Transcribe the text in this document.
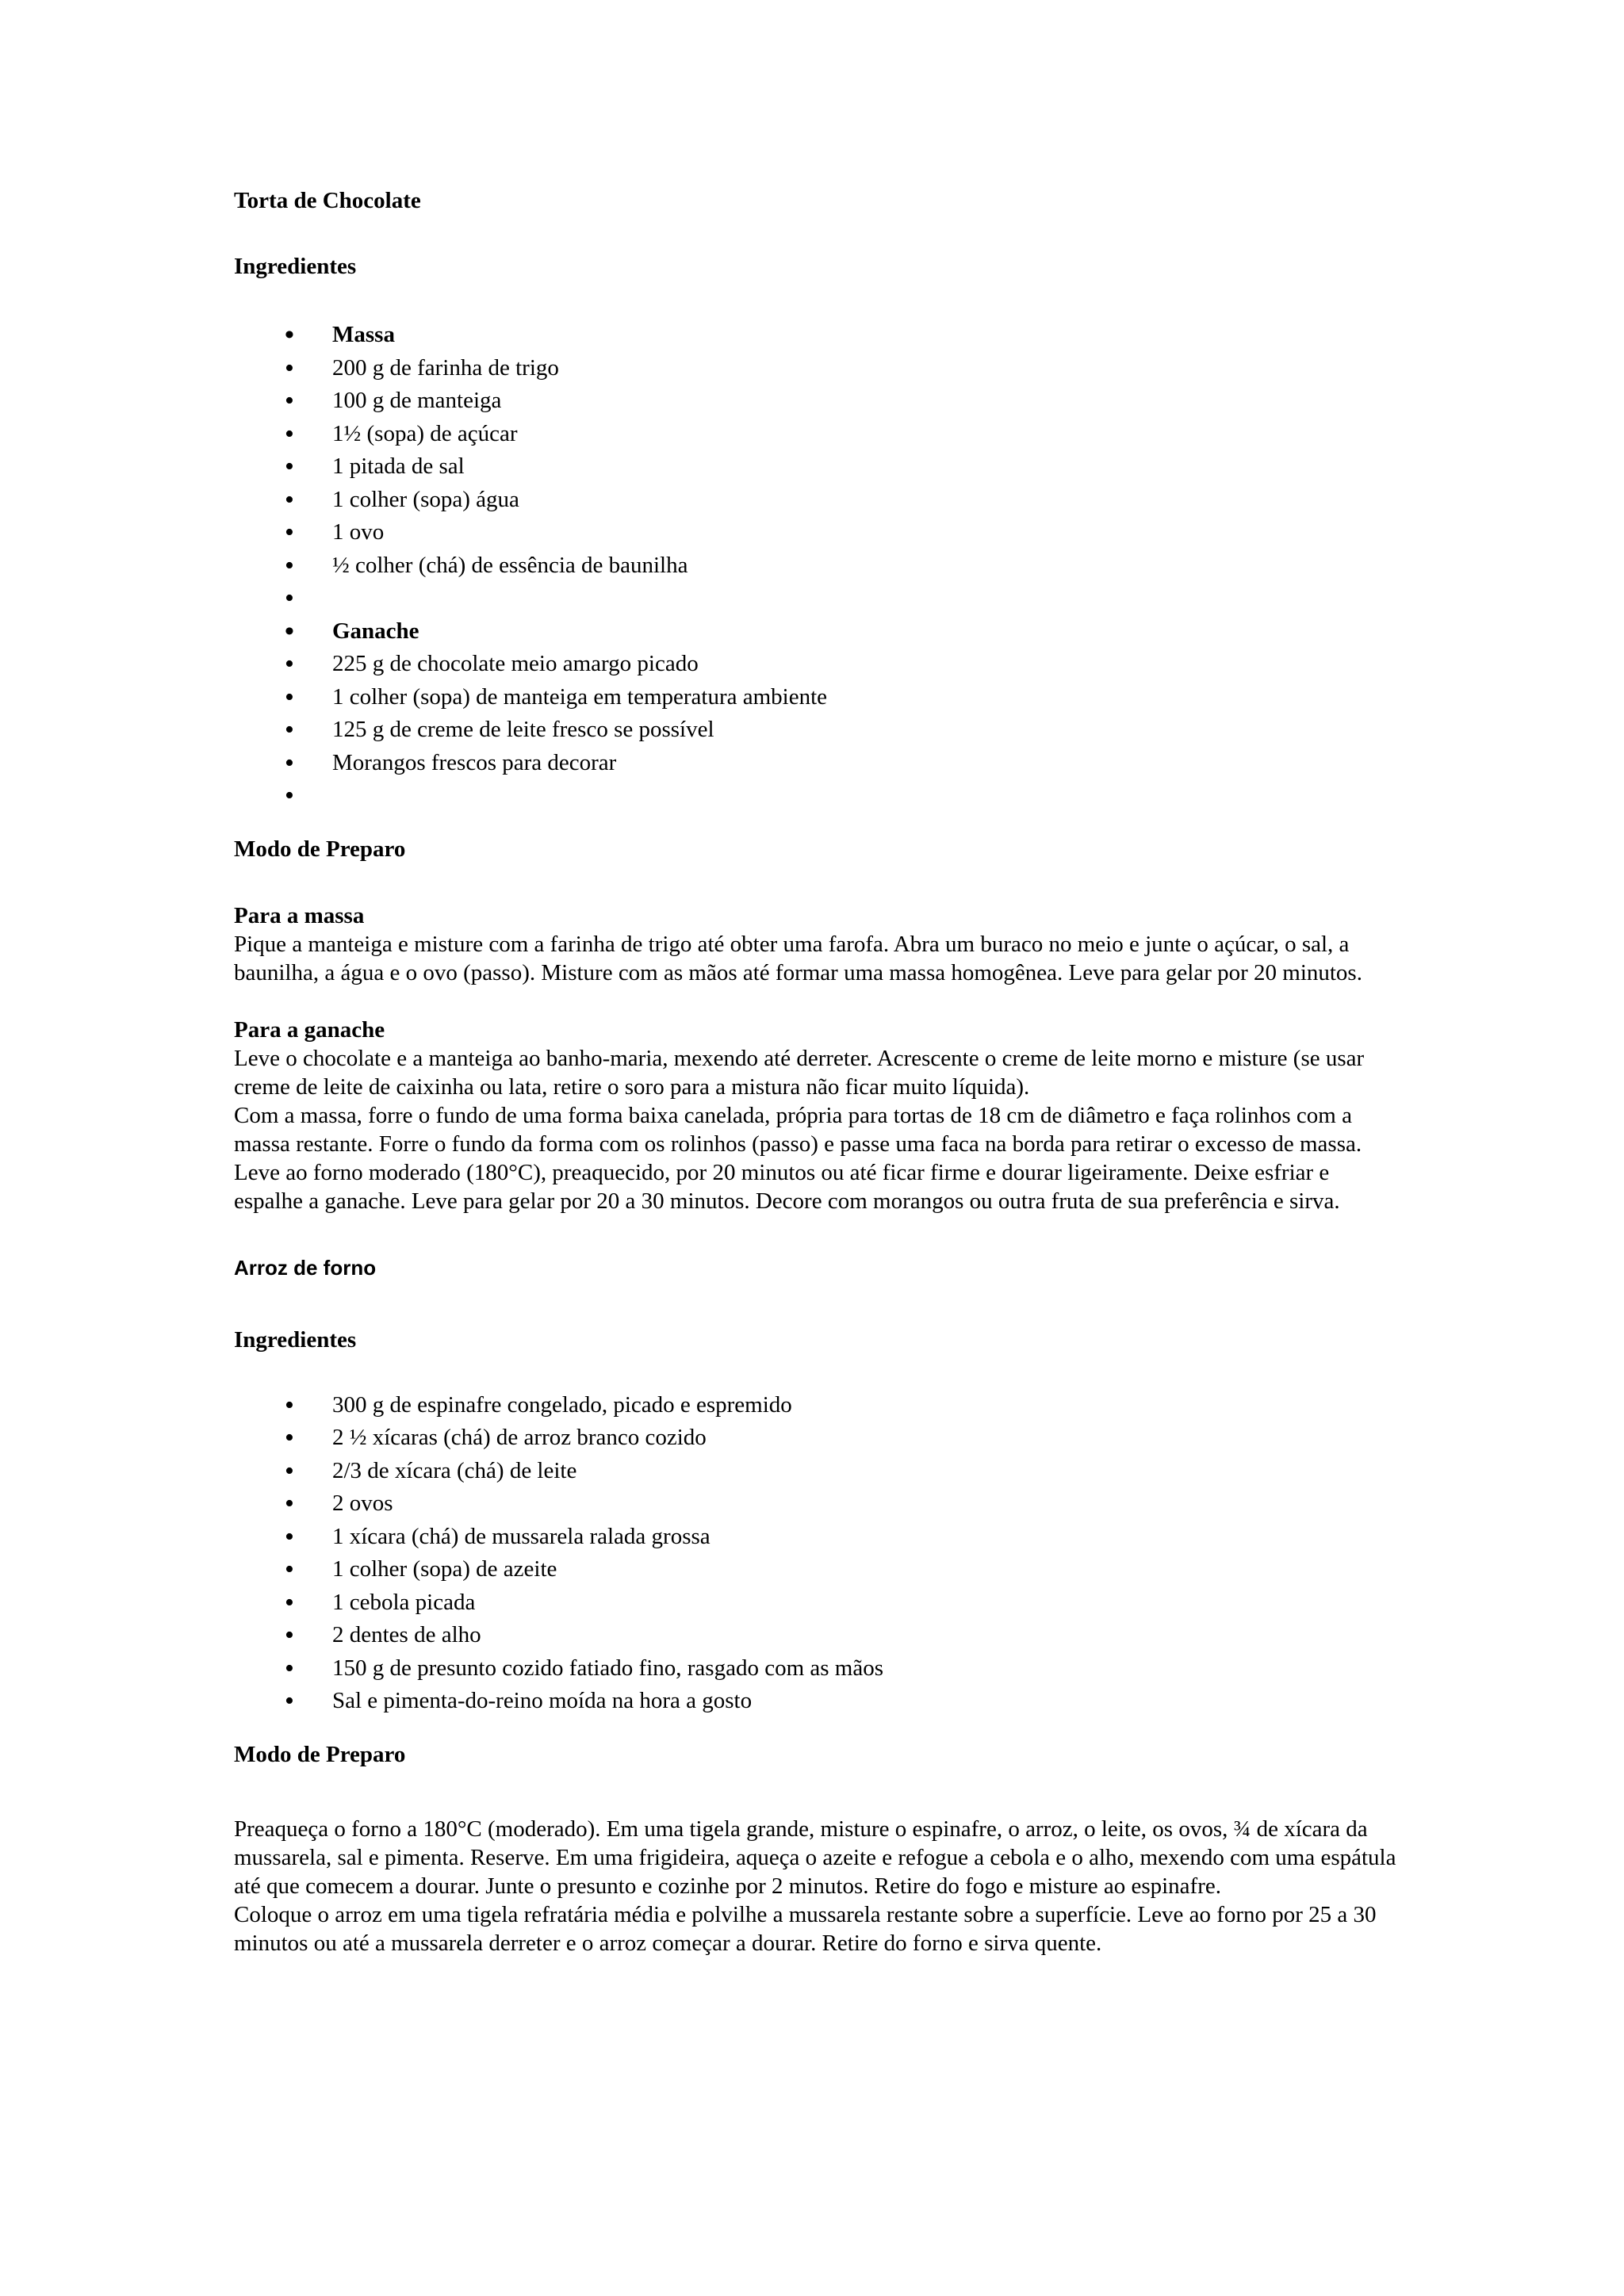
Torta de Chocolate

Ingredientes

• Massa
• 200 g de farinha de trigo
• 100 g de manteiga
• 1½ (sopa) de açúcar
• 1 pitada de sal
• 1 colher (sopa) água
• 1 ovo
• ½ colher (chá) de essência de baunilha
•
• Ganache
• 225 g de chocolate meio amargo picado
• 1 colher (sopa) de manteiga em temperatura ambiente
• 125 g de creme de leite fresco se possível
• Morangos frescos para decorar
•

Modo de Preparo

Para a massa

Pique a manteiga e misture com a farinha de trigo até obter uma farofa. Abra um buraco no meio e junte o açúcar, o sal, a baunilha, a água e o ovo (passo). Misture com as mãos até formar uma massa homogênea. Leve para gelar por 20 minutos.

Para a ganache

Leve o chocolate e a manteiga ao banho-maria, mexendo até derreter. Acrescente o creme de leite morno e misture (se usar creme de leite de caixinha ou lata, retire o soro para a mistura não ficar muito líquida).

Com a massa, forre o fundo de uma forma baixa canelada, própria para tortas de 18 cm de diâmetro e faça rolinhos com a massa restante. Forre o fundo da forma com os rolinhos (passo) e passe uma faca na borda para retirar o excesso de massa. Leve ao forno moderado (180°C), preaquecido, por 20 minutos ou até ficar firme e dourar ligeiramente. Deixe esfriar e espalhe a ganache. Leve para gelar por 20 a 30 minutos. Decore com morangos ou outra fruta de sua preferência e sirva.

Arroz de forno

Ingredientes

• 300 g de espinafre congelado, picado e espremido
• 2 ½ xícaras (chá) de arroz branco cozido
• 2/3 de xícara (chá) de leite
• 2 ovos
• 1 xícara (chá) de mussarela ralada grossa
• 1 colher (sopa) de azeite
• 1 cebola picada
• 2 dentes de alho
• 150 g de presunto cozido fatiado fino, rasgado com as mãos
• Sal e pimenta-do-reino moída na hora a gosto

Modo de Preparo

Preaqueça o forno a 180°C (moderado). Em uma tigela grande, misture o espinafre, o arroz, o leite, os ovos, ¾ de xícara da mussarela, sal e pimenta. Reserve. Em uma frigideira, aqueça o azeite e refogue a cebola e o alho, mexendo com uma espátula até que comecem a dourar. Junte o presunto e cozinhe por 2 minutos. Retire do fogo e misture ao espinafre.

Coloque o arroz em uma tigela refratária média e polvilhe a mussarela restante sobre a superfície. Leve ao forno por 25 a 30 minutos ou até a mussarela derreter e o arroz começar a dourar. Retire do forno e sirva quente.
--
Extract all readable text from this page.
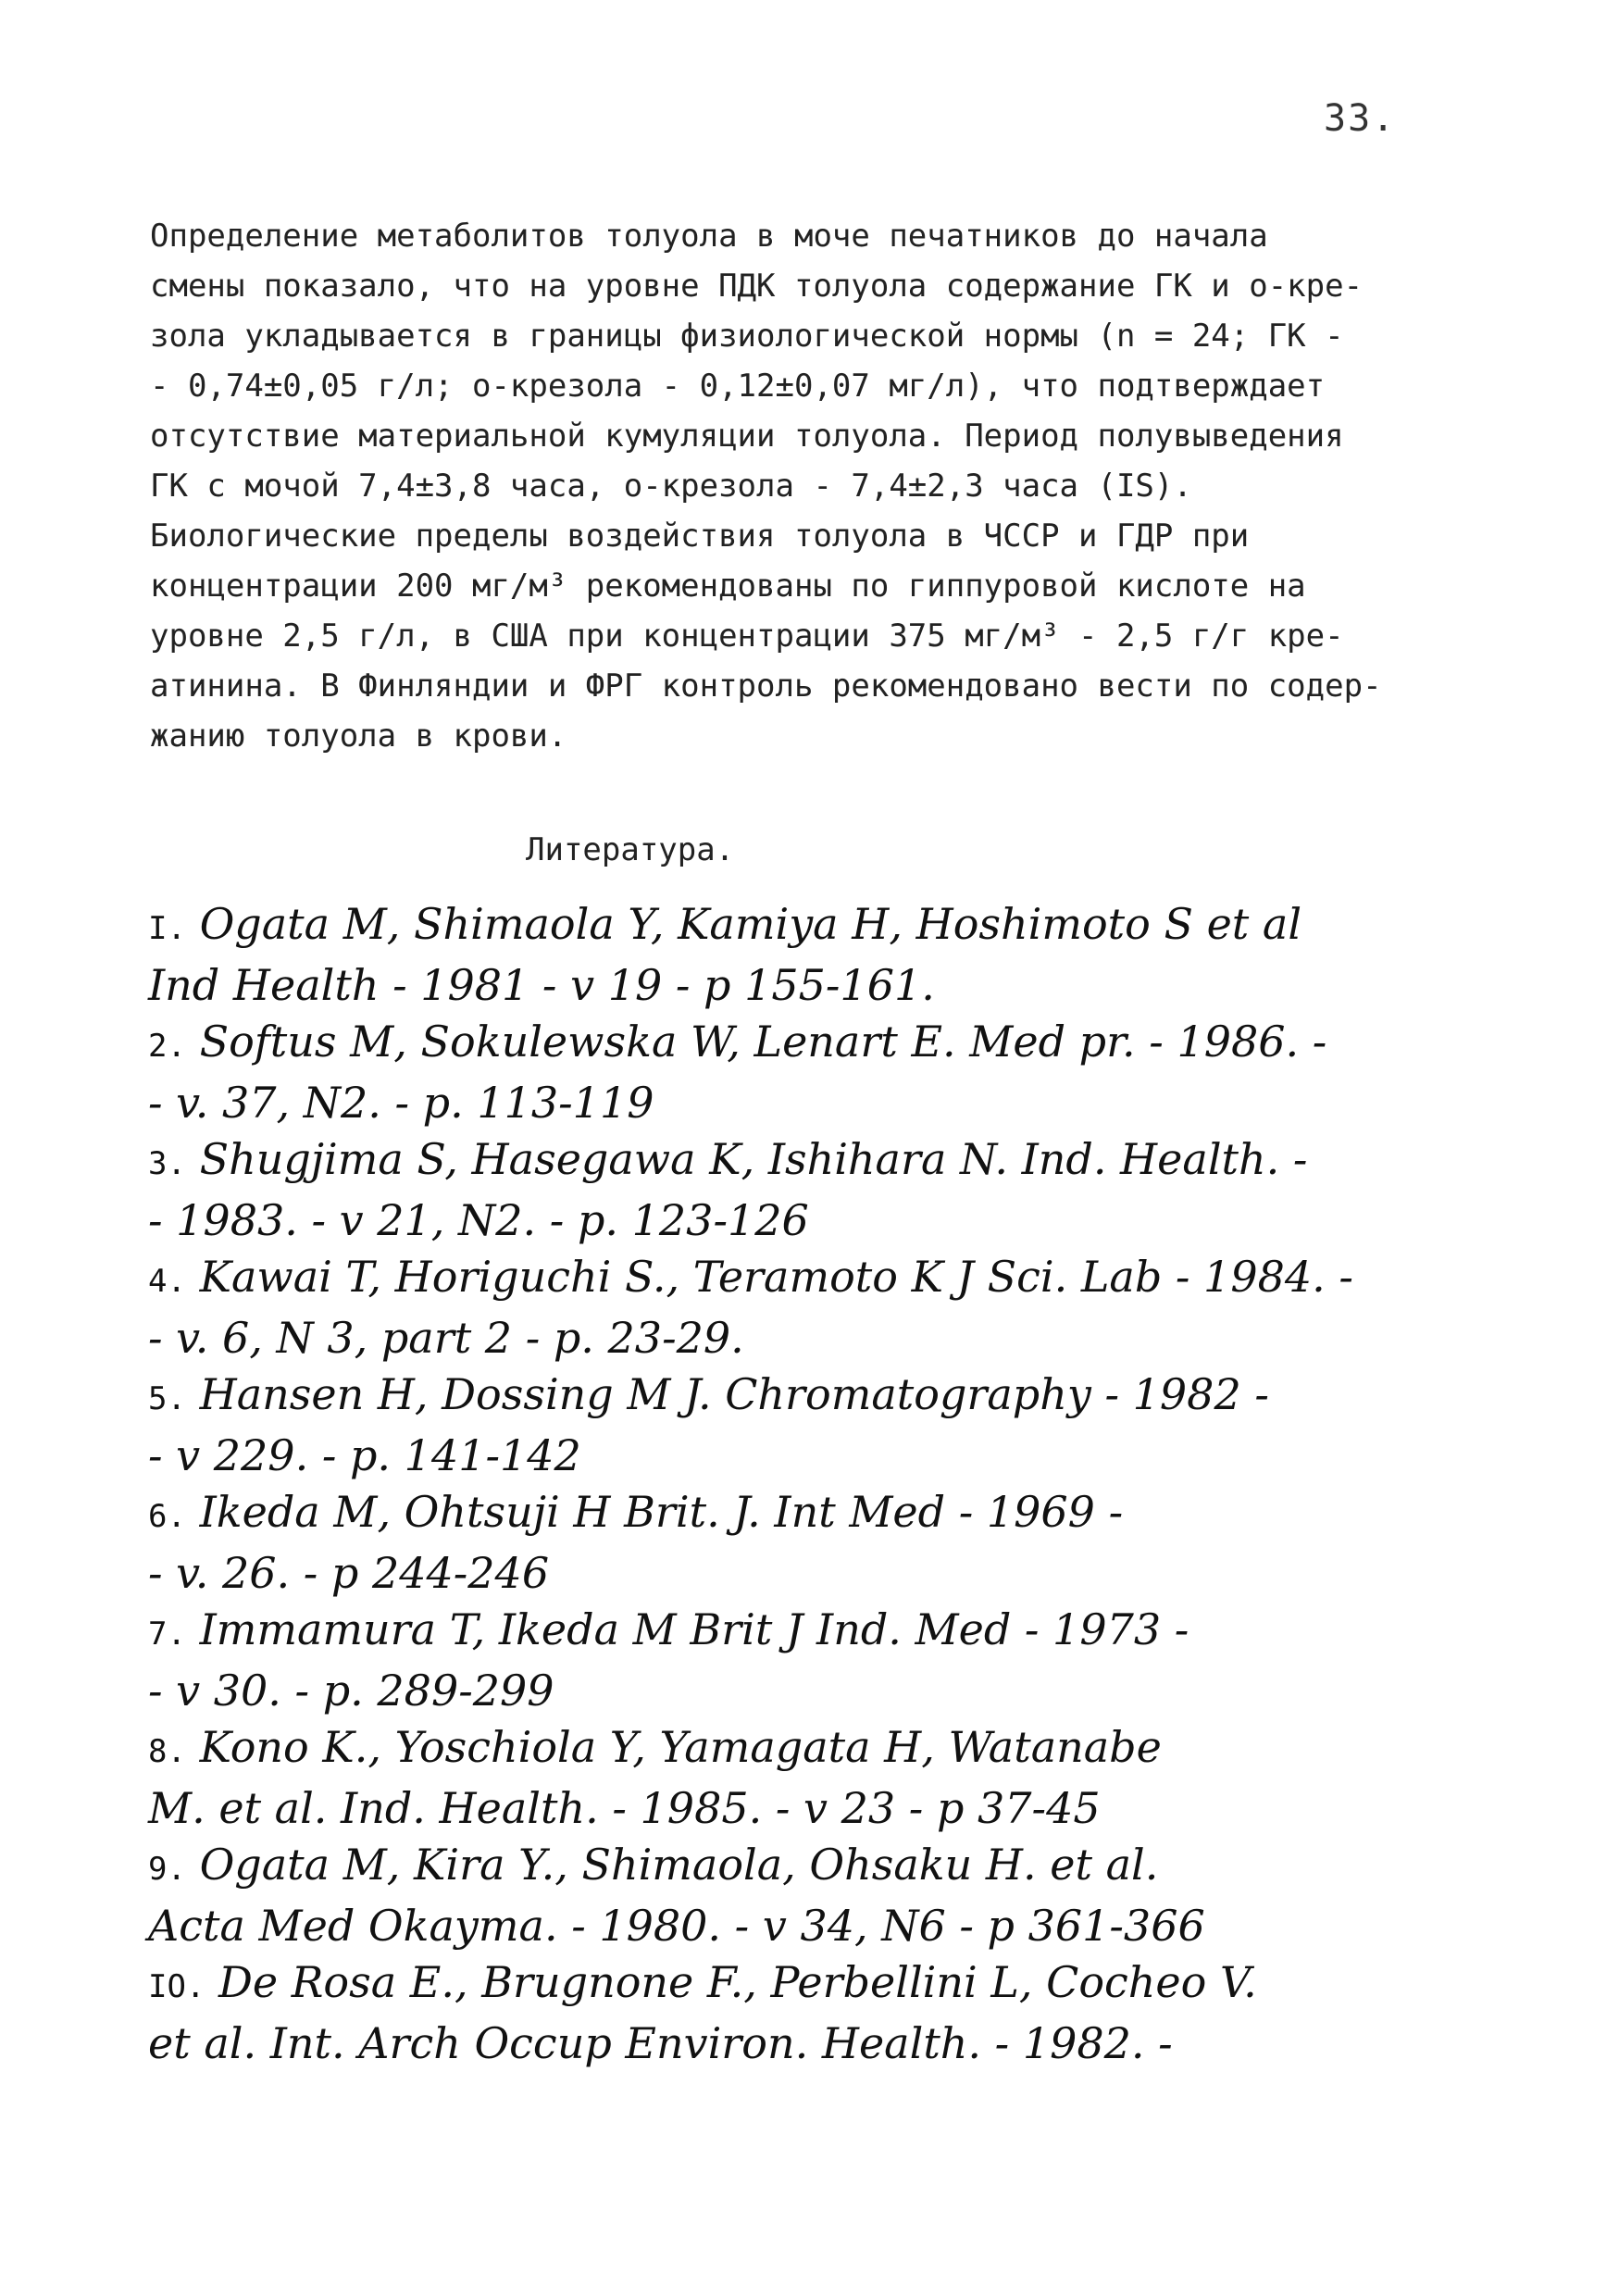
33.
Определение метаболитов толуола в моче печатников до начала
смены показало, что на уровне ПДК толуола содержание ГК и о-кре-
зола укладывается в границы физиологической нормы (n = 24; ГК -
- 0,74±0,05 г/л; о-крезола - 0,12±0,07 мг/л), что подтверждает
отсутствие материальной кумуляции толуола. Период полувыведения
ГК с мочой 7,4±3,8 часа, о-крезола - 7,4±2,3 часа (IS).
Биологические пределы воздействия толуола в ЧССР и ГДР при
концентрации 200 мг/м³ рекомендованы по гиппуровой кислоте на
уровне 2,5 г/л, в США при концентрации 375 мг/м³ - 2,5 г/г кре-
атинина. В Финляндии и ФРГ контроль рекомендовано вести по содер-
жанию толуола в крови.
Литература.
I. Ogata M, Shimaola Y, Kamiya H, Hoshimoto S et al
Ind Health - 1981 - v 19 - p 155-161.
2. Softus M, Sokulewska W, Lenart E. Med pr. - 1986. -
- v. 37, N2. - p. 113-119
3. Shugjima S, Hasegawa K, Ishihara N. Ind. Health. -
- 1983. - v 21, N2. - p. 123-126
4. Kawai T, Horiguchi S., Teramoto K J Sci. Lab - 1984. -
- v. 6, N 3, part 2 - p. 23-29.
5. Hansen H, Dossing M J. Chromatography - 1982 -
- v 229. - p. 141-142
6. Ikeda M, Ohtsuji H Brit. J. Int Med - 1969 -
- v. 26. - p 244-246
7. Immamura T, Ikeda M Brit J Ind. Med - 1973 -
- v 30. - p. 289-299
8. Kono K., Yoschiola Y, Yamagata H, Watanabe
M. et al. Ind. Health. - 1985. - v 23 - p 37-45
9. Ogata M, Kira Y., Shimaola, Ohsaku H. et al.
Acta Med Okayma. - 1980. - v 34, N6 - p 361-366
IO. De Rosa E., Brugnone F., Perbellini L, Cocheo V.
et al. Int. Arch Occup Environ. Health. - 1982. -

◆ Exercise prompt: Report every line containing the word "restante" from the listing above.

◆ Exercise solution:
Com a massa, forre o fundo de uma forma baixa canelada, própria para tortas de 18 cm de diâmetro e faça rolinhos com a massa restante. Forre o fundo da forma com os rolinhos (passo) e passe uma faca na borda para retirar o excesso de massa. Leve ao forno moderado (180°C), preaquecido, por 20 minutos ou até ficar firme e dourar ligeiramente. Deixe esfriar e espalhe a ganache. Leve para gelar por 20 a 30 minutos. Decore com morangos ou outra fruta de sua preferência e sirva.
Coloque o arroz em uma tigela refratária média e polvilhe a mussarela restante sobre a superfície. Leve ao forno por 25 a 30 minutos ou até a mussarela derreter e o arroz começar a dourar. Retire do forno e sirva quente.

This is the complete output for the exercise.